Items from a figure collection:
--- START ---

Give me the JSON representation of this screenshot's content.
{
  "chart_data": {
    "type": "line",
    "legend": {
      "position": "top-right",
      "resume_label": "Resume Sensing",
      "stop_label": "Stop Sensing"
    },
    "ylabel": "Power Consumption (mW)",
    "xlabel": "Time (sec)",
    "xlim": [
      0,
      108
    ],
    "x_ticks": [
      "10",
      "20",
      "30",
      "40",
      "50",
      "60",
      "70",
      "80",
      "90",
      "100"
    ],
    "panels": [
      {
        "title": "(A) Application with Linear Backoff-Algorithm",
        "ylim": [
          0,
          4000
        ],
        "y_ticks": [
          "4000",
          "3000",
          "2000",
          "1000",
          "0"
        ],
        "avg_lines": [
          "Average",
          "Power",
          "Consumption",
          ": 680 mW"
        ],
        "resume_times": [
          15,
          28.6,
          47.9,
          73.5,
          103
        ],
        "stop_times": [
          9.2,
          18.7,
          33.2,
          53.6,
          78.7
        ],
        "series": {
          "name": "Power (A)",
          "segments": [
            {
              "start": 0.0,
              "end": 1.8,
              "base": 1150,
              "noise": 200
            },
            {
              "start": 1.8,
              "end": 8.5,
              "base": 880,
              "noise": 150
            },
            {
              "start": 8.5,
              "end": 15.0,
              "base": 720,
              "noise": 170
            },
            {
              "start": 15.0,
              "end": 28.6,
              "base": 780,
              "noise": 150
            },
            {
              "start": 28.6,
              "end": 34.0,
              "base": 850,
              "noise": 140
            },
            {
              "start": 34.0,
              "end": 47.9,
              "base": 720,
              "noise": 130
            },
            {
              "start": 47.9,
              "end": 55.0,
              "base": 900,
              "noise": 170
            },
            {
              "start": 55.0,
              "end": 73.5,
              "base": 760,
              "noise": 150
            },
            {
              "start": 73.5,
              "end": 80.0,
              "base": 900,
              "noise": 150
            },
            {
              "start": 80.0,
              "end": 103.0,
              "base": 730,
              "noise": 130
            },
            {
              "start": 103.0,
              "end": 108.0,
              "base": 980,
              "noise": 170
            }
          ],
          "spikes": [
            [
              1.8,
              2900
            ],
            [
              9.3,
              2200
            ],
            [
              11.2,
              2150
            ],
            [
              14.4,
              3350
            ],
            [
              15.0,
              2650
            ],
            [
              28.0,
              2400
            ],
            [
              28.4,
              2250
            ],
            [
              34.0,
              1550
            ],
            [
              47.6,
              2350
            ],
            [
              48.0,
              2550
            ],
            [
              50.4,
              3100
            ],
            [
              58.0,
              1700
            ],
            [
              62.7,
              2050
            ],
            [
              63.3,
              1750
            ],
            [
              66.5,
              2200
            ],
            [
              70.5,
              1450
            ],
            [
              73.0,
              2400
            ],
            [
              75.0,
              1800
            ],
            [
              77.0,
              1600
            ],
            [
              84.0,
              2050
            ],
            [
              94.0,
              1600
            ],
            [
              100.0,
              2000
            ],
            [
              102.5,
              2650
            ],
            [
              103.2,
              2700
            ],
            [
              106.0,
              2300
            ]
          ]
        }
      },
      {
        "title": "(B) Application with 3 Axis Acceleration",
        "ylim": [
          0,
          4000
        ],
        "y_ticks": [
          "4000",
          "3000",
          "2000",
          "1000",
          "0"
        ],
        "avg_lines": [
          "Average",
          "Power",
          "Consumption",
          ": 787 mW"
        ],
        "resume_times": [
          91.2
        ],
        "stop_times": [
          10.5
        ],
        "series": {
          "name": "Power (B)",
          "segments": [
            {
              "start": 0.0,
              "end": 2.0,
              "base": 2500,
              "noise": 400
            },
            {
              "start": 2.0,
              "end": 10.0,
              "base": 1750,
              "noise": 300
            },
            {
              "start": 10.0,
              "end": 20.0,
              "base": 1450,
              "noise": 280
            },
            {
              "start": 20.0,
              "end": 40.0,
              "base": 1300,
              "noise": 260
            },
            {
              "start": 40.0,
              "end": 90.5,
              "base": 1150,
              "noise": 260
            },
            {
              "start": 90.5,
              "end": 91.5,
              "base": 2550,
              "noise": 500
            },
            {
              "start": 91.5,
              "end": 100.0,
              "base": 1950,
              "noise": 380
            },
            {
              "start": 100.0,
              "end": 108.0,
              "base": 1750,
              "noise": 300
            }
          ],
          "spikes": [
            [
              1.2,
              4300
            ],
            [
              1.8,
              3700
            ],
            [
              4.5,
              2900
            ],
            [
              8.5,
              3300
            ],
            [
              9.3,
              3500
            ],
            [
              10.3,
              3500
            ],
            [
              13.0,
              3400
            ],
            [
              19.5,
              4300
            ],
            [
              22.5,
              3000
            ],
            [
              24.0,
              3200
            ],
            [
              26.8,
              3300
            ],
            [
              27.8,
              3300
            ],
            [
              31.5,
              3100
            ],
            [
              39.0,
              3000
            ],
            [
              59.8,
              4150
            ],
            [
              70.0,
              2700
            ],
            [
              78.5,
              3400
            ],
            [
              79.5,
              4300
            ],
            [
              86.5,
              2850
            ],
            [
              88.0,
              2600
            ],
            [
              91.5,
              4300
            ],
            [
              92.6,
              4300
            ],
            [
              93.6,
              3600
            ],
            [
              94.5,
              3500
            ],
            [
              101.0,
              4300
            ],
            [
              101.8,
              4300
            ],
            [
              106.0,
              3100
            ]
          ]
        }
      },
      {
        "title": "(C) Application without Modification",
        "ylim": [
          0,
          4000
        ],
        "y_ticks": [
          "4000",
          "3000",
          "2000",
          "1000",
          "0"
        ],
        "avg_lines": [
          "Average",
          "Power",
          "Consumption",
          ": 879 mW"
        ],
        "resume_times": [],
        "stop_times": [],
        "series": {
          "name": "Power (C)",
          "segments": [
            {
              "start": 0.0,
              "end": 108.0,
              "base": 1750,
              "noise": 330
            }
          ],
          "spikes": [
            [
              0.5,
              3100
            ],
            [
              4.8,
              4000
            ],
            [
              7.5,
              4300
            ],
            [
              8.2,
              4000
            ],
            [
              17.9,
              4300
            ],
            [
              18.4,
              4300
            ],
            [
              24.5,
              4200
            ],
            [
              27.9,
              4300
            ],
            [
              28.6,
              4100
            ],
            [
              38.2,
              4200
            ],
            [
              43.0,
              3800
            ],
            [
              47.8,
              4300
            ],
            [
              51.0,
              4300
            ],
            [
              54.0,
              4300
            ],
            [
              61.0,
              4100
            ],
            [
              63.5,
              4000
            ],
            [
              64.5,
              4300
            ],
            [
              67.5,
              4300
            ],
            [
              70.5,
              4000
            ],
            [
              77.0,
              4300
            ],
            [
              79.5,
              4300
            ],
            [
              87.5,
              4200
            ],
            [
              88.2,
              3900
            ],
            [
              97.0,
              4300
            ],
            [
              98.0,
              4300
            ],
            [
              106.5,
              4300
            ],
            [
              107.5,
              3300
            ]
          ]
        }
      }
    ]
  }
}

--- END ---

● **Short task**
Gather from the records above every line containing the string "title".

● **Problem solution**
        "title": "(A) Application with Linear Backoff-Algorithm",
        "title": "(B) Application with 3 Axis Acceleration",
        "title": "(C) Application without Modification",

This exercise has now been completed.